** AIM OF THE TASK **
Wherever a line holds the string "style", copy that line.

** TASK INPUT **
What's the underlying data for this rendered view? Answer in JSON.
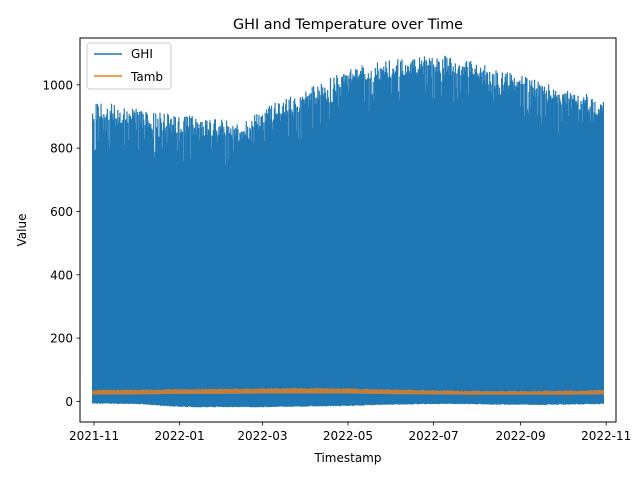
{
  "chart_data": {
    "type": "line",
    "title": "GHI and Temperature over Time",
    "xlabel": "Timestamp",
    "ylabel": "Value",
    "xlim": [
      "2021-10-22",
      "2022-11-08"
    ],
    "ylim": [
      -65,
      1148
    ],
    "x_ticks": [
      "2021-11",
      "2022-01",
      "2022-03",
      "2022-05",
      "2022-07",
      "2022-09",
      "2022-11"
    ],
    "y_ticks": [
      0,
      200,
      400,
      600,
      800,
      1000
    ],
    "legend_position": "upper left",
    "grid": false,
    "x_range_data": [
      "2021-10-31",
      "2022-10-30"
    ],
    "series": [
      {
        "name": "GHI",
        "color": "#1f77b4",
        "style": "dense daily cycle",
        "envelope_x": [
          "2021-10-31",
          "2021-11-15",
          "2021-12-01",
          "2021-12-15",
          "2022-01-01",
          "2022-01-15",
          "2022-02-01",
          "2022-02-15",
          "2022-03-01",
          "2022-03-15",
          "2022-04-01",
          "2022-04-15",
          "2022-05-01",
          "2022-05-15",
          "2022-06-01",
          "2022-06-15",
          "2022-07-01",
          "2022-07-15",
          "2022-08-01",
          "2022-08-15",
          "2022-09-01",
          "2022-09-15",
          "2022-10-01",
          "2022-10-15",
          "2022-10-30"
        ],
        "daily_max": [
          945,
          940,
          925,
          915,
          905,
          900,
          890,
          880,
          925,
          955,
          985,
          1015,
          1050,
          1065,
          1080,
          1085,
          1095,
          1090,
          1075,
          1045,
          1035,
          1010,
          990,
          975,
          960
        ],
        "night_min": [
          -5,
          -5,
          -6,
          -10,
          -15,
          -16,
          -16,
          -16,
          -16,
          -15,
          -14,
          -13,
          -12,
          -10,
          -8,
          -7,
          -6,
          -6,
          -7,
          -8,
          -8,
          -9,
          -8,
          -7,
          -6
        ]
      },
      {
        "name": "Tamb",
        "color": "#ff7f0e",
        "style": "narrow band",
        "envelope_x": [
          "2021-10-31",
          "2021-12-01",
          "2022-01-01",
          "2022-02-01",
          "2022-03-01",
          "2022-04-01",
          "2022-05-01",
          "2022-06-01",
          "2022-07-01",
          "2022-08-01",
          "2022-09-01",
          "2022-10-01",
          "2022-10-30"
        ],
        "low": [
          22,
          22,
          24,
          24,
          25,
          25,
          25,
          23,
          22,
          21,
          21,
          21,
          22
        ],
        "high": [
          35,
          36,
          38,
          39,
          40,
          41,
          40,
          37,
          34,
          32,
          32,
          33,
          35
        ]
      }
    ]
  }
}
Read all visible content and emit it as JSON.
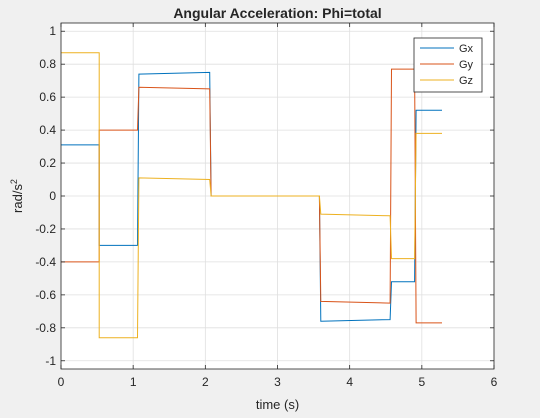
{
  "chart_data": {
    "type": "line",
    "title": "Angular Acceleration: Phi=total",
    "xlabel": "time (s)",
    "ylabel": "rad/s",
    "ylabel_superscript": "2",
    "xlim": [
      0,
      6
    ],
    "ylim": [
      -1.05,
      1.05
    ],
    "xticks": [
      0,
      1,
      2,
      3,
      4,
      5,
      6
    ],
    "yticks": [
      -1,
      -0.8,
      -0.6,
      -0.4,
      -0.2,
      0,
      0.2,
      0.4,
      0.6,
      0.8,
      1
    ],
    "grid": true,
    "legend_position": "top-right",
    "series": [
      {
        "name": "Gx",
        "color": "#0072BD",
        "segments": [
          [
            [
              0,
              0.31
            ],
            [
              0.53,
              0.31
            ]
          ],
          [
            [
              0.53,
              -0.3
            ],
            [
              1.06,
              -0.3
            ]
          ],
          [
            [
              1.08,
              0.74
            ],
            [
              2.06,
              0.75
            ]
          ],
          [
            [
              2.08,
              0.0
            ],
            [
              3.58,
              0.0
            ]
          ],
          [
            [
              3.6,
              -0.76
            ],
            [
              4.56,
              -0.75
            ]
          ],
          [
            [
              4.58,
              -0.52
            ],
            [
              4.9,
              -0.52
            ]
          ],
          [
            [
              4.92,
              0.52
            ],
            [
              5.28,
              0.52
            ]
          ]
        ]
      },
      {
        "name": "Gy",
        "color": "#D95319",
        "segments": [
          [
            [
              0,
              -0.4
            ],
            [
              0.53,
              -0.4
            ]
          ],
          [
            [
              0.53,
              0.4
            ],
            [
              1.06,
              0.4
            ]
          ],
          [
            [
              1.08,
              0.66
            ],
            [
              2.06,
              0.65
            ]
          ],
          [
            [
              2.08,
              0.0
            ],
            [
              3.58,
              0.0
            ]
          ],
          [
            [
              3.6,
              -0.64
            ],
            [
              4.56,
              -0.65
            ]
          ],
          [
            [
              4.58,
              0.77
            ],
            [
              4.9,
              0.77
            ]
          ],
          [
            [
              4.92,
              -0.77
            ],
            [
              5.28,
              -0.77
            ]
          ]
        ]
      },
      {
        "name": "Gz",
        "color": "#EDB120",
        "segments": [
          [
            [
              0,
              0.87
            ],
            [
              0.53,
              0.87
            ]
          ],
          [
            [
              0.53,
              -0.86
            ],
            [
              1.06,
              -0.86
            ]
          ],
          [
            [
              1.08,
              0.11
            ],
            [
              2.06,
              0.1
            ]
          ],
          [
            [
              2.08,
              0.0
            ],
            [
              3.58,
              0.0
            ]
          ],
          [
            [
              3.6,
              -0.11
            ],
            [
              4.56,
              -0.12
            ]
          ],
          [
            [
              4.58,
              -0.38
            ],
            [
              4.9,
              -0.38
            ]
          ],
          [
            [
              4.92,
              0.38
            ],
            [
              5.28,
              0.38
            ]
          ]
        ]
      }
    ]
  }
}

** ANSWER TO THE EXERCISE **
        "style": "dense daily cycle",
        "style": "narrow band",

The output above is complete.